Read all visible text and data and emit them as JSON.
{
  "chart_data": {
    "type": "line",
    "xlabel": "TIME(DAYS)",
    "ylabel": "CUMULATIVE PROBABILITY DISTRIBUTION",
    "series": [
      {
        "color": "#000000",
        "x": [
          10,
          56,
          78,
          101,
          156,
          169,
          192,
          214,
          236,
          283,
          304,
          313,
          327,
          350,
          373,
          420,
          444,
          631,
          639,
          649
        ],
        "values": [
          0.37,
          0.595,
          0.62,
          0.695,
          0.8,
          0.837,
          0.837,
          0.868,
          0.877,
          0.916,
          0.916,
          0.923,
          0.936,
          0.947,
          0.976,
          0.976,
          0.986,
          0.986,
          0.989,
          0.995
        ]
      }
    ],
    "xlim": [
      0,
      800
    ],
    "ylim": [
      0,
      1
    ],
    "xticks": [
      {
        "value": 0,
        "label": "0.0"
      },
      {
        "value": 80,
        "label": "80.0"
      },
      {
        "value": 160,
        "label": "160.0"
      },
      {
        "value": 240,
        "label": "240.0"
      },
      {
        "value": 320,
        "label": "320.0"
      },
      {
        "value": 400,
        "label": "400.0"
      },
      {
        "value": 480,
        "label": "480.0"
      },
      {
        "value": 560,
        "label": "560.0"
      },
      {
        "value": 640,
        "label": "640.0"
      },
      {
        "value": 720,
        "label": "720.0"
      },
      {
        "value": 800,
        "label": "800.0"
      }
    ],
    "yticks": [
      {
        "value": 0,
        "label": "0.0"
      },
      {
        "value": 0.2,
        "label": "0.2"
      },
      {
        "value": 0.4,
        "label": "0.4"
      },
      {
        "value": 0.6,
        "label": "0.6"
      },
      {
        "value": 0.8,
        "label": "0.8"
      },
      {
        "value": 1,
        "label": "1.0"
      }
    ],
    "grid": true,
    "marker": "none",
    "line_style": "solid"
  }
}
● ● ● ● ● ● ●
[WHAT TO DO]:
From the preceding material, extract every line exactly.

[WRITTEN SOLUTION]:
Read all visible text and data and emit them as JSON.
{
  "chart_data": {
    "type": "line",
    "xlabel": "TIME(DAYS)",
    "ylabel": "CUMULATIVE PROBABILITY DISTRIBUTION",
    "series": [
      {
        "color": "#000000",
        "x": [
          10,
          56,
          78,
          101,
          156,
          169,
          192,
          214,
          236,
          283,
          304,
          313,
          327,
          350,
          373,
          420,
          444,
          631,
          639,
          649
        ],
        "values": [
          0.37,
          0.595,
          0.62,
          0.695,
          0.8,
          0.837,
          0.837,
          0.868,
          0.877,
          0.916,
          0.916,
          0.923,
          0.936,
          0.947,
          0.976,
          0.976,
          0.986,
          0.986,
          0.989,
          0.995
        ]
      }
    ],
    "xlim": [
      0,
      800
    ],
    "ylim": [
      0,
      1
    ],
    "xticks": [
      {
        "value": 0,
        "label": "0.0"
      },
      {
        "value": 80,
        "label": "80.0"
      },
      {
        "value": 160,
        "label": "160.0"
      },
      {
        "value": 240,
        "label": "240.0"
      },
      {
        "value": 320,
        "label": "320.0"
      },
      {
        "value": 400,
        "label": "400.0"
      },
      {
        "value": 480,
        "label": "480.0"
      },
      {
        "value": 560,
        "label": "560.0"
      },
      {
        "value": 640,
        "label": "640.0"
      },
      {
        "value": 720,
        "label": "720.0"
      },
      {
        "value": 800,
        "label": "800.0"
      }
    ],
    "yticks": [
      {
        "value": 0,
        "label": "0.0"
      },
      {
        "value": 0.2,
        "label": "0.2"
      },
      {
        "value": 0.4,
        "label": "0.4"
      },
      {
        "value": 0.6,
        "label": "0.6"
      },
      {
        "value": 0.8,
        "label": "0.8"
      },
      {
        "value": 1,
        "label": "1.0"
      }
    ],
    "grid": true,
    "marker": "none",
    "line_style": "solid"
  }
}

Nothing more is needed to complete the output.